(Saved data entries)

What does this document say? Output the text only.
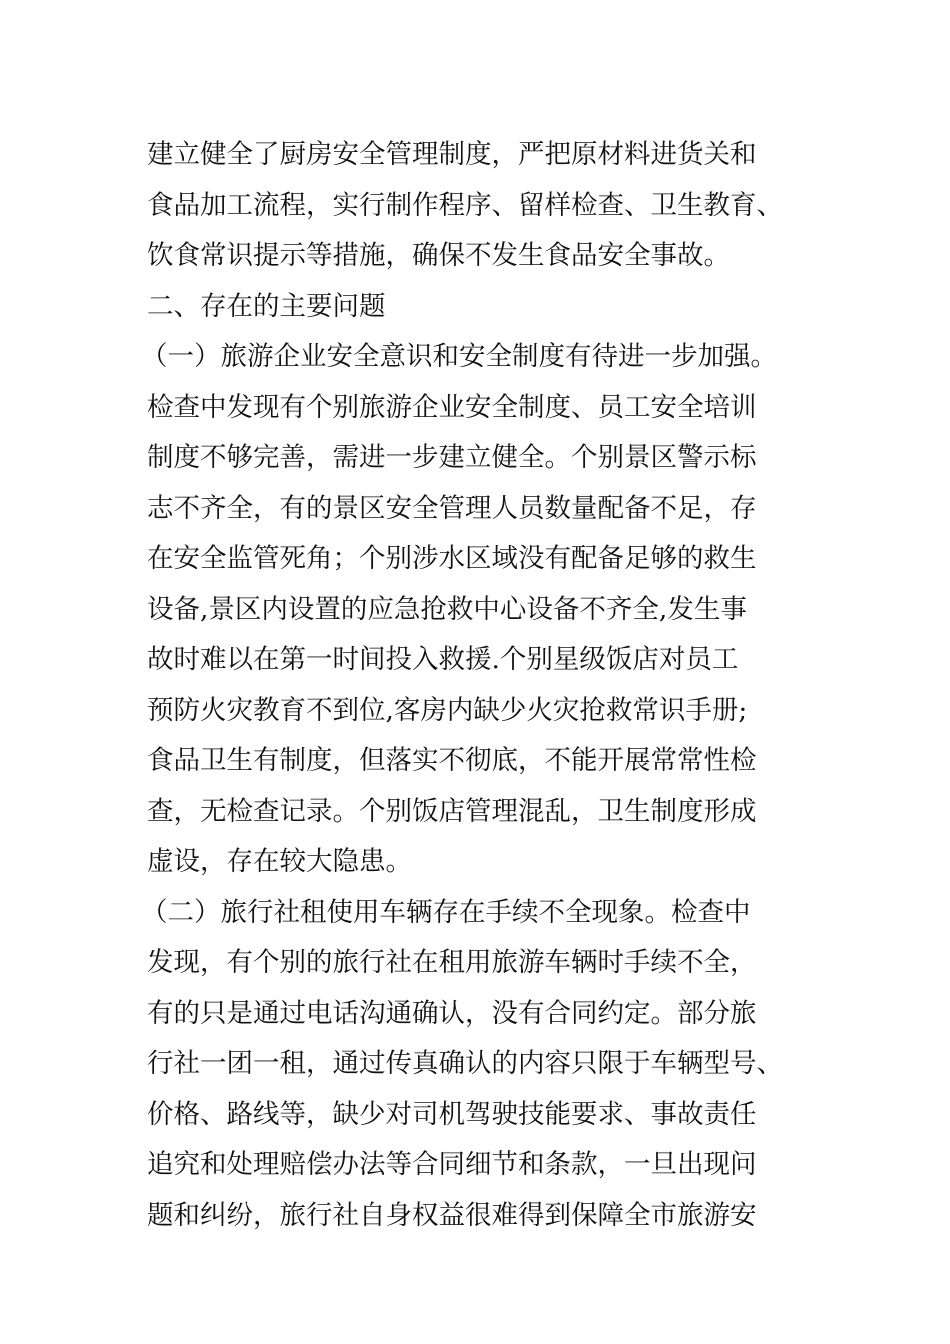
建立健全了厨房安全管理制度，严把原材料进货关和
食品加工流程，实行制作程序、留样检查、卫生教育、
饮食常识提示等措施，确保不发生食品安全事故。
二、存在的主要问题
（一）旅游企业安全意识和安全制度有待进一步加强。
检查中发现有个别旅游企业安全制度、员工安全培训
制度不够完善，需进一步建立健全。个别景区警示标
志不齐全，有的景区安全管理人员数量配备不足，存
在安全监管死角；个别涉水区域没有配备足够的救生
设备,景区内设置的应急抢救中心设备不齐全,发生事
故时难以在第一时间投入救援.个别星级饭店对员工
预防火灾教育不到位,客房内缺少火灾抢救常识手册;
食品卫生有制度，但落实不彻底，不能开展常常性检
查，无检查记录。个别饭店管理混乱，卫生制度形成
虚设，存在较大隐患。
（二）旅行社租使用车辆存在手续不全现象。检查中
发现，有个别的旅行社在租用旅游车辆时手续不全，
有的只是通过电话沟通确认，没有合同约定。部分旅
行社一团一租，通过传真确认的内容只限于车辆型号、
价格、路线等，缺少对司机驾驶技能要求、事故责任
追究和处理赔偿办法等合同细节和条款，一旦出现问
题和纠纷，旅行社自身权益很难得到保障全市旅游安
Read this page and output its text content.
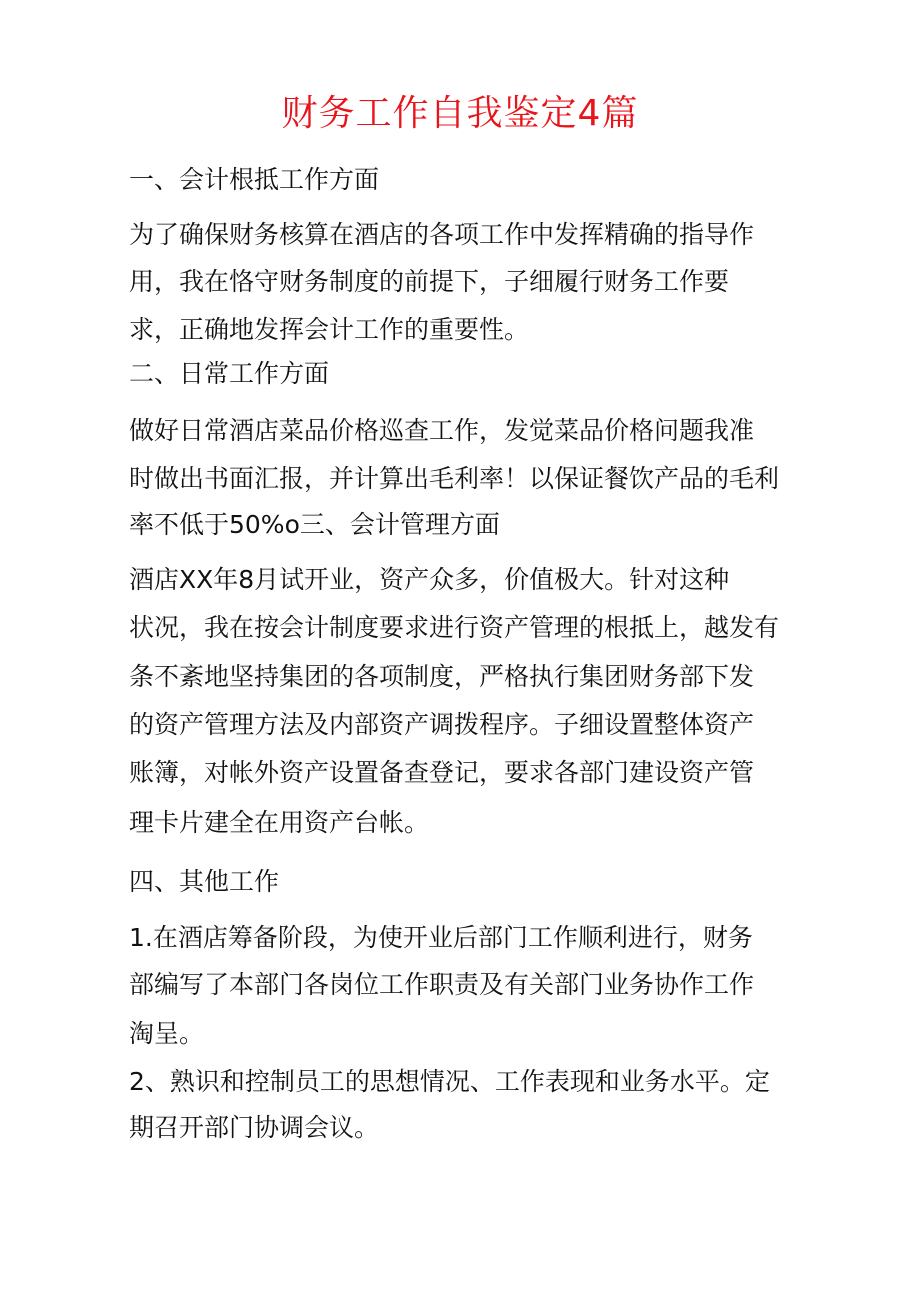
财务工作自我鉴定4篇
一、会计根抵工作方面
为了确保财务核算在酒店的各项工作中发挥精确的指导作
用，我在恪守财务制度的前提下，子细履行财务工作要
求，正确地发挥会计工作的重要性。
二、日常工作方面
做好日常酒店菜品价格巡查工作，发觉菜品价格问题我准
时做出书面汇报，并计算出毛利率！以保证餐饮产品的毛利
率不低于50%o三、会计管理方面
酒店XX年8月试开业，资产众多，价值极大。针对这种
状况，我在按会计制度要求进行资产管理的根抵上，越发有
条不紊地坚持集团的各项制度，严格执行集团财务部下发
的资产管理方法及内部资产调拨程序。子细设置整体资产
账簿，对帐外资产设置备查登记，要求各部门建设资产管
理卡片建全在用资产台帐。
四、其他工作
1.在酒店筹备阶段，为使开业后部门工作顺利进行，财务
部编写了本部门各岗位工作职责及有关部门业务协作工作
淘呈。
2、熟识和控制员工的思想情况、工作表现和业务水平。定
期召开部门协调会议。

---

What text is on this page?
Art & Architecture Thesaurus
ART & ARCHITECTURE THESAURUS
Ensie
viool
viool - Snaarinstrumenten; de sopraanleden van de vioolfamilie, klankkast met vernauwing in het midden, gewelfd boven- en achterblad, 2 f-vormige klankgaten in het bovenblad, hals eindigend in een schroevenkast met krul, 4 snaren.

Directive: Give only the number of lines in the records that contain the string "page".

Exercise result: 2